====== Data provided ======
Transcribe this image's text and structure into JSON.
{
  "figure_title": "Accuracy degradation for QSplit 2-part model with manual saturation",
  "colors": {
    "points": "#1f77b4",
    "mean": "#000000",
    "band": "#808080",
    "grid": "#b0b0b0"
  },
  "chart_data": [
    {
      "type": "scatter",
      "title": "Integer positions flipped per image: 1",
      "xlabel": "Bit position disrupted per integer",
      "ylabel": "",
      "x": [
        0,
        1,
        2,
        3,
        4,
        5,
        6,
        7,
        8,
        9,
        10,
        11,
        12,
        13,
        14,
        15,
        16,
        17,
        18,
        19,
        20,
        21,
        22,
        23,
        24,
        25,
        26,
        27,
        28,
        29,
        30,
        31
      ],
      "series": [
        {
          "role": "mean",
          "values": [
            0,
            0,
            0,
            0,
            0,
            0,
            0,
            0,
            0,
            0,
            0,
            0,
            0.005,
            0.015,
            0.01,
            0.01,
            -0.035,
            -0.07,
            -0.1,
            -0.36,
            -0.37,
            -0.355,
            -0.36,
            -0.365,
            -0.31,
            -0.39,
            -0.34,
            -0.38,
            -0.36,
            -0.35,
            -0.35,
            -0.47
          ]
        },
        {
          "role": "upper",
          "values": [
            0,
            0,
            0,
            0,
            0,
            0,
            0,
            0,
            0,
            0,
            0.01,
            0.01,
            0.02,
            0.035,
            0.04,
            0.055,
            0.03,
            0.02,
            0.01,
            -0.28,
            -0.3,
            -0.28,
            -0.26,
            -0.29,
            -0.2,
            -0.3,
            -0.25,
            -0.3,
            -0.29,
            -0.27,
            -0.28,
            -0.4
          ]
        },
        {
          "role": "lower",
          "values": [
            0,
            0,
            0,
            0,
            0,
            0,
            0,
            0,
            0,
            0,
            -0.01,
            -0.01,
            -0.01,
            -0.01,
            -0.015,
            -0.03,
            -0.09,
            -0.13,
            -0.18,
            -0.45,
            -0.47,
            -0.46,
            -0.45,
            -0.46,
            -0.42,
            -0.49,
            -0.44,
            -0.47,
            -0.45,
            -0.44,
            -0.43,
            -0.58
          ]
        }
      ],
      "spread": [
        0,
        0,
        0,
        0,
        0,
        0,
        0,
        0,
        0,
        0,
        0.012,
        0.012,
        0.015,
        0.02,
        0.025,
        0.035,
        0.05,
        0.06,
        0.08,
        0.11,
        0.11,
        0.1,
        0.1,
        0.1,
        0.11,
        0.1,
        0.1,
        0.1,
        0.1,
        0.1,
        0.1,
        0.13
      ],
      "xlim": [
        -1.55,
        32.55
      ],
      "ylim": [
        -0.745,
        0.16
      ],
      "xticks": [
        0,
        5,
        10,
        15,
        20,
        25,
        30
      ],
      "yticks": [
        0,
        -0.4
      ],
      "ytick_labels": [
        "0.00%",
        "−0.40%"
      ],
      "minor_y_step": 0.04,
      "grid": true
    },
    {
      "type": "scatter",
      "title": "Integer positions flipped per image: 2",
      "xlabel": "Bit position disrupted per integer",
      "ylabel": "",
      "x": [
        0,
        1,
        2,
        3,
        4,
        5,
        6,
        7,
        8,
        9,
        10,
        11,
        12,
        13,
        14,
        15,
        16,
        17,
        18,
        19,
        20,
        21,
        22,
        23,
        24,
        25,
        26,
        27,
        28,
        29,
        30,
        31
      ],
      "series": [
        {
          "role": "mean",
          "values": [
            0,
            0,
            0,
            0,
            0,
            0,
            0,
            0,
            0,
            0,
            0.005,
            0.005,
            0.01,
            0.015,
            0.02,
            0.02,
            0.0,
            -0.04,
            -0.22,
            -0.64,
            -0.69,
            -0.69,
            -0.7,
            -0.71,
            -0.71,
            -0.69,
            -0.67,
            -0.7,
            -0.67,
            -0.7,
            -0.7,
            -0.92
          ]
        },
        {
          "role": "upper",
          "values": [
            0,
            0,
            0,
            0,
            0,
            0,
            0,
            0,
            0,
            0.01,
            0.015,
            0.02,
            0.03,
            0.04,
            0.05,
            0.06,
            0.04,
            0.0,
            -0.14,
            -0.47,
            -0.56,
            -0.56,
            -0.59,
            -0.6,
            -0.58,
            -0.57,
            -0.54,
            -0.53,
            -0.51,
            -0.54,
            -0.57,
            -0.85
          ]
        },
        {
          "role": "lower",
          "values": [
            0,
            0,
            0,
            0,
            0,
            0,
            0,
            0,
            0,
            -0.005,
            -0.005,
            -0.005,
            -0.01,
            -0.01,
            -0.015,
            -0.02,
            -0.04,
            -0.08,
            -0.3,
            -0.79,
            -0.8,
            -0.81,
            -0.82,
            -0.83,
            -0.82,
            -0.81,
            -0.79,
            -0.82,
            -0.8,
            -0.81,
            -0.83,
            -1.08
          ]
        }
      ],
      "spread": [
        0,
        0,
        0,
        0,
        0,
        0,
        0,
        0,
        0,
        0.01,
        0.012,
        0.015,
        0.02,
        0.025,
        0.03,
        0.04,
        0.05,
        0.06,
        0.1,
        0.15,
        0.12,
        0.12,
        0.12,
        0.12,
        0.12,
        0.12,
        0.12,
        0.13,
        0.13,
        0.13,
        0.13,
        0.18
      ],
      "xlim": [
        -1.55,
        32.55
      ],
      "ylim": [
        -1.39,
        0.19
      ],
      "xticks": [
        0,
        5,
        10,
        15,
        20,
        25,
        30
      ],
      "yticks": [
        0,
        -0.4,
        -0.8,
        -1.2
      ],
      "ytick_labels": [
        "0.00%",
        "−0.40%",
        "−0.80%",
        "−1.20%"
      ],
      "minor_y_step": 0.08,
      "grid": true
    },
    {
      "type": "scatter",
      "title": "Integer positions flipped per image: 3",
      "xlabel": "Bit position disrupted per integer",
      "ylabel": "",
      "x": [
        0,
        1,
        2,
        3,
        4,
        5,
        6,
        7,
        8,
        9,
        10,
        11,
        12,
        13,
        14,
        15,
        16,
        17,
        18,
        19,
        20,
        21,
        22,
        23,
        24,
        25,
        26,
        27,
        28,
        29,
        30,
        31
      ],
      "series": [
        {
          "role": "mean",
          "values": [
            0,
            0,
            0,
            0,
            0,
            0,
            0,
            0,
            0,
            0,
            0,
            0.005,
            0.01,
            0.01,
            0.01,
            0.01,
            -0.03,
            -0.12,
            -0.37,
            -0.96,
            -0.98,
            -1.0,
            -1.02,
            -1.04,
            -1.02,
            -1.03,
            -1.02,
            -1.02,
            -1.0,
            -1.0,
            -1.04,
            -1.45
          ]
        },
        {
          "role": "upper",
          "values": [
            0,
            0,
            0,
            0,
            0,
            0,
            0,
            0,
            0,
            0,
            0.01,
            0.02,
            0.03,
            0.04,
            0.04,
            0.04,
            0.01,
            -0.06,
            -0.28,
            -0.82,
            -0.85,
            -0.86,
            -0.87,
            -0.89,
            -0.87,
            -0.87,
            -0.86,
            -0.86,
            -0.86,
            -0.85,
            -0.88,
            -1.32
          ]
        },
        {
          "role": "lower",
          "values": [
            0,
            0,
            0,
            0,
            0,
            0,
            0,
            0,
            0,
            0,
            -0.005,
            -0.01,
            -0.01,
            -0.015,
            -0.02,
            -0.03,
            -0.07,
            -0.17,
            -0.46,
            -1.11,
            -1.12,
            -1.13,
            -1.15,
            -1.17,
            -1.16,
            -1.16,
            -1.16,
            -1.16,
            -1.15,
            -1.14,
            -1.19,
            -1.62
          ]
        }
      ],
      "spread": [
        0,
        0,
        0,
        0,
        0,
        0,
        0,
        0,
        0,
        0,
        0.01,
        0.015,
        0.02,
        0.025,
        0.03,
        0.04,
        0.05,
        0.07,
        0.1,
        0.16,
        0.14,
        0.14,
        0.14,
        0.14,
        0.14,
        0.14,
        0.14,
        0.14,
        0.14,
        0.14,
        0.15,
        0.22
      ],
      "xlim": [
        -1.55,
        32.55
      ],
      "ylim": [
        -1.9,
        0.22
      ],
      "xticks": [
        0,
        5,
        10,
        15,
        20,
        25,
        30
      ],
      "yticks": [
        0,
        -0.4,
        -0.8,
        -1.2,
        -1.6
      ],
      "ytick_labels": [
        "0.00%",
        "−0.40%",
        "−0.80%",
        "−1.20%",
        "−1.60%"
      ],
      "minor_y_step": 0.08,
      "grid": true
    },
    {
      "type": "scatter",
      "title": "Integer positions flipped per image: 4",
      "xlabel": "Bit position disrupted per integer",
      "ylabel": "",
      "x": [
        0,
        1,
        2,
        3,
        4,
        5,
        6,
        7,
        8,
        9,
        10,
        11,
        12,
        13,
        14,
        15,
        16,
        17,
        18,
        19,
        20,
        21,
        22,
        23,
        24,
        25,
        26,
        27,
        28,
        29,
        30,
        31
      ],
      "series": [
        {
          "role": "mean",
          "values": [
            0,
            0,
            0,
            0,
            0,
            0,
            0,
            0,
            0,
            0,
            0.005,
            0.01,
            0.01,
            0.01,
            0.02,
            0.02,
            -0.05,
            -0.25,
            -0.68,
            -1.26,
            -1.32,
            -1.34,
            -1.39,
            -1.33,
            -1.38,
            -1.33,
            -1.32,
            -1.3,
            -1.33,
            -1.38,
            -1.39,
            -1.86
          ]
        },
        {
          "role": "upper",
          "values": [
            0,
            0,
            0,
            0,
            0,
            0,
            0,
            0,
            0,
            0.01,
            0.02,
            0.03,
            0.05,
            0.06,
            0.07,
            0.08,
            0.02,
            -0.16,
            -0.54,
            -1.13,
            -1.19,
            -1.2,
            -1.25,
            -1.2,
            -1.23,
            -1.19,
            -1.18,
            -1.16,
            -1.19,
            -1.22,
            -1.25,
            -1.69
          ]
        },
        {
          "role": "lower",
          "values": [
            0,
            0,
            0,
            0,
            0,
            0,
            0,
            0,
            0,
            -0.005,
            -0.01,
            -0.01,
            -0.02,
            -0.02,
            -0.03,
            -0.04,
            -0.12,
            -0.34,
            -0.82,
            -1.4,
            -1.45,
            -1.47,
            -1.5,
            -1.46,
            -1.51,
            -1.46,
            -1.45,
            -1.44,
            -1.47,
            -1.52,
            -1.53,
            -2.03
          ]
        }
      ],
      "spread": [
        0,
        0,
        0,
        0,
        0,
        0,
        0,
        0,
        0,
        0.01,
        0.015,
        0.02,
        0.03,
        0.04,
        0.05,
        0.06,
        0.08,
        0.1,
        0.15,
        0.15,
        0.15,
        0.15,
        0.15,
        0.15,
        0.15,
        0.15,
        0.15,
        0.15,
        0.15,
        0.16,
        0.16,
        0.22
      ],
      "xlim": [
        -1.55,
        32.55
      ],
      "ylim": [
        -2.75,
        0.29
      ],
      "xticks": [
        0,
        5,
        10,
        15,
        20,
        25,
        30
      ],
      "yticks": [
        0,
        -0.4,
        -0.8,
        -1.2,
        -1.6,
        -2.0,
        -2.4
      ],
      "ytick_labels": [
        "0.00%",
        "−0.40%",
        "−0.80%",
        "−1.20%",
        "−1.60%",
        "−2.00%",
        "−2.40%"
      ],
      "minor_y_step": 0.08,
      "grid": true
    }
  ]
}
======
**What you are asked to do**.
Extract all lines of the records above that include "positions".

**Exercise solution**.
      "title": "Integer positions flipped per image: 1",
      "title": "Integer positions flipped per image: 2",
      "title": "Integer positions flipped per image: 3",
      "title": "Integer positions flipped per image: 4",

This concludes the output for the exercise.